BRIEF: Take each line from the entries that holds "name" and copy it out.

RECORD EXCERPTS:
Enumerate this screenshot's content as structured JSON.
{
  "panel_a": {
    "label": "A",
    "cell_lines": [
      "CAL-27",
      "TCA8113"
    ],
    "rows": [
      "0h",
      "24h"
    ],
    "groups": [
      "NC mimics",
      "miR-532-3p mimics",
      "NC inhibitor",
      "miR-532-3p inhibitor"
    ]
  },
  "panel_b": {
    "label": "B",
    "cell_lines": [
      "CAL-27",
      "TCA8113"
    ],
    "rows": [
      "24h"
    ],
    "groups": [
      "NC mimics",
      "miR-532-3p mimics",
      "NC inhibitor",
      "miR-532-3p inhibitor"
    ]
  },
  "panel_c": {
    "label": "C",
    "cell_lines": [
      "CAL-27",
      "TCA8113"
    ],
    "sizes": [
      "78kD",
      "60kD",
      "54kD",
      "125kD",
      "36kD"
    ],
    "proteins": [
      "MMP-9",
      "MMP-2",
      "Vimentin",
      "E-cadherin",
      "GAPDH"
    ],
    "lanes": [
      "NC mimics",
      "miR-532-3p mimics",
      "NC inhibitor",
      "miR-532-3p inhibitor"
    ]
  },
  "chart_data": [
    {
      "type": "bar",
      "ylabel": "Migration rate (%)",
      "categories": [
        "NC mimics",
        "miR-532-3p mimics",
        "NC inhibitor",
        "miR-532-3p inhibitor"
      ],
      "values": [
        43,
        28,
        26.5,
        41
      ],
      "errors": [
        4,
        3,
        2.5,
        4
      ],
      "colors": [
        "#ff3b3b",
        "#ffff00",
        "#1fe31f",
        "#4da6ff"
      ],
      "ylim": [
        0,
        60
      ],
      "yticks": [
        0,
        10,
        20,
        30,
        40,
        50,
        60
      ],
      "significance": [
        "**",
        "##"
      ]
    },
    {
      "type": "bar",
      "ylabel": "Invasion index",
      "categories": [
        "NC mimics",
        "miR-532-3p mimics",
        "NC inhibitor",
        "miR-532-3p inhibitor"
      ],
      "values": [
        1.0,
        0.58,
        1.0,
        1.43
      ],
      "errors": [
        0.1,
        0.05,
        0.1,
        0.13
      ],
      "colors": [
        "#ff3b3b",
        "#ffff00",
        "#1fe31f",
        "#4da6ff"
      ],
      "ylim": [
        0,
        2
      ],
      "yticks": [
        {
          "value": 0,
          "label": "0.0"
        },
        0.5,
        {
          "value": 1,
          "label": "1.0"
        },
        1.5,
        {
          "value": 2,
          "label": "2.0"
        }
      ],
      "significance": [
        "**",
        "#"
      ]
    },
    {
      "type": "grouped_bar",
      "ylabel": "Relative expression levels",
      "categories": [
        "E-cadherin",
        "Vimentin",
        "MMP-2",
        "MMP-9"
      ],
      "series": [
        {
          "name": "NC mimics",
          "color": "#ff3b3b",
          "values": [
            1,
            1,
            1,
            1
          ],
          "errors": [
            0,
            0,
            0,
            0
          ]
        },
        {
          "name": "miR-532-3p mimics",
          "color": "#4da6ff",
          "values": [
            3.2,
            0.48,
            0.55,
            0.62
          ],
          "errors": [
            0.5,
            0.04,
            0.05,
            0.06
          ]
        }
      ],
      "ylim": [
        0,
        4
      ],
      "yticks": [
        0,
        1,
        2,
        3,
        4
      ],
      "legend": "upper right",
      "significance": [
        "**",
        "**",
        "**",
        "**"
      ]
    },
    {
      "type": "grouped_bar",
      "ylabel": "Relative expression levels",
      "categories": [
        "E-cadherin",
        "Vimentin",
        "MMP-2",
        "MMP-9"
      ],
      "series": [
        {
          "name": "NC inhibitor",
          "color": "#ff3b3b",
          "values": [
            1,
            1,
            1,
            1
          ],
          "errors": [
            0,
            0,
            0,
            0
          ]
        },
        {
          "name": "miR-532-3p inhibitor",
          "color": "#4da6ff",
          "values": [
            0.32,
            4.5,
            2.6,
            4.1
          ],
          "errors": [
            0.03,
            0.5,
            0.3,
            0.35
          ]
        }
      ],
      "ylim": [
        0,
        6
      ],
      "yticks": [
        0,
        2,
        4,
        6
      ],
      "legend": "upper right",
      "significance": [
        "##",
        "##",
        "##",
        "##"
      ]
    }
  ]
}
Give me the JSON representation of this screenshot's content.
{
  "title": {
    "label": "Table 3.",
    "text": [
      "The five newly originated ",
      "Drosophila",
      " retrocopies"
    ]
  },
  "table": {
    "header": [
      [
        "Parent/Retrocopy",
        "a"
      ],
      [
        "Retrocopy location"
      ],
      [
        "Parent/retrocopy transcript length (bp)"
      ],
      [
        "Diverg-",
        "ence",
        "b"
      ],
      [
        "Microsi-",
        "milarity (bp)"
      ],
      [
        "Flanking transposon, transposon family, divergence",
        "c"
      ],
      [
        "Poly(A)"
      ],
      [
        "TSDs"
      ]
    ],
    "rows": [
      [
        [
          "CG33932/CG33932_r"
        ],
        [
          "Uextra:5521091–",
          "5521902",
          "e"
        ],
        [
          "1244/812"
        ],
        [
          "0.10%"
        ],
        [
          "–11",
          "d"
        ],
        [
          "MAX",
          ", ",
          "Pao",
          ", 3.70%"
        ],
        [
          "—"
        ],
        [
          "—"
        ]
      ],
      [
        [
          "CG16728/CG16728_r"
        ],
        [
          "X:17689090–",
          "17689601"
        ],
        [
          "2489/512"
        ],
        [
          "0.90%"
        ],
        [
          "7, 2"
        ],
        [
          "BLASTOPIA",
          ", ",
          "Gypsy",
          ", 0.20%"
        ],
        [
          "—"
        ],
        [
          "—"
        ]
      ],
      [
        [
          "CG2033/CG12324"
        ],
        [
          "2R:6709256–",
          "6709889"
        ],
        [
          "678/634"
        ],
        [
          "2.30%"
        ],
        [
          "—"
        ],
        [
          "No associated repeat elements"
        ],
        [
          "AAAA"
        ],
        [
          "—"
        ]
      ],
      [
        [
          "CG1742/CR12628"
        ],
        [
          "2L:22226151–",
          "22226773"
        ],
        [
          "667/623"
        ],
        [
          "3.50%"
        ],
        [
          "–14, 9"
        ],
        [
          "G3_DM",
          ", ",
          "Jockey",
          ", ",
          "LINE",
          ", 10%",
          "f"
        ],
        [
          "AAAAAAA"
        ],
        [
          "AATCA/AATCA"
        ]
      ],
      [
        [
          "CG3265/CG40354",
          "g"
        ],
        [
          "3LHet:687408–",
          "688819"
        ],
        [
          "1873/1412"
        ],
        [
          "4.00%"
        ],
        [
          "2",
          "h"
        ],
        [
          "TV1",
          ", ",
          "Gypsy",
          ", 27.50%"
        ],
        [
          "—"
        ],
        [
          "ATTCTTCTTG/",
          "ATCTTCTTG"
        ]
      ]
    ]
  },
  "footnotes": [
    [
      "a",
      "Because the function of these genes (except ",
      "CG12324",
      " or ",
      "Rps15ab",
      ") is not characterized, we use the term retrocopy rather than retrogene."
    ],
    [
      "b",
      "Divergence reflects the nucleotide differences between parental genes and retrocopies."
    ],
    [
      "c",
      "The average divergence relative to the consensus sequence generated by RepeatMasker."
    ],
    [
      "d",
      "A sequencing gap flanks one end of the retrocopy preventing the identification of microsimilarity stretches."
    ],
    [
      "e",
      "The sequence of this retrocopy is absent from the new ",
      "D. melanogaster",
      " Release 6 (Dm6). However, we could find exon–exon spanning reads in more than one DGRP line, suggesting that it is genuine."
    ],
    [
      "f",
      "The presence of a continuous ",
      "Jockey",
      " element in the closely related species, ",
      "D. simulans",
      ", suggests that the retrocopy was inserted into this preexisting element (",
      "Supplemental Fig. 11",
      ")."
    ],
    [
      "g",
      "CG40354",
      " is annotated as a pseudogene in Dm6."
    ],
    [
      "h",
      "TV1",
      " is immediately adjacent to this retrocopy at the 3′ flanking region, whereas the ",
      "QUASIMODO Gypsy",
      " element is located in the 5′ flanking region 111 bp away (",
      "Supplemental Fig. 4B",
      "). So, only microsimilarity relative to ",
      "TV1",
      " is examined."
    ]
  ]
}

RESULT OF THIS TASK:
          "name": "NC mimics",
          "name": "miR-532-3p mimics",
          "name": "NC inhibitor",
          "name": "miR-532-3p inhibitor",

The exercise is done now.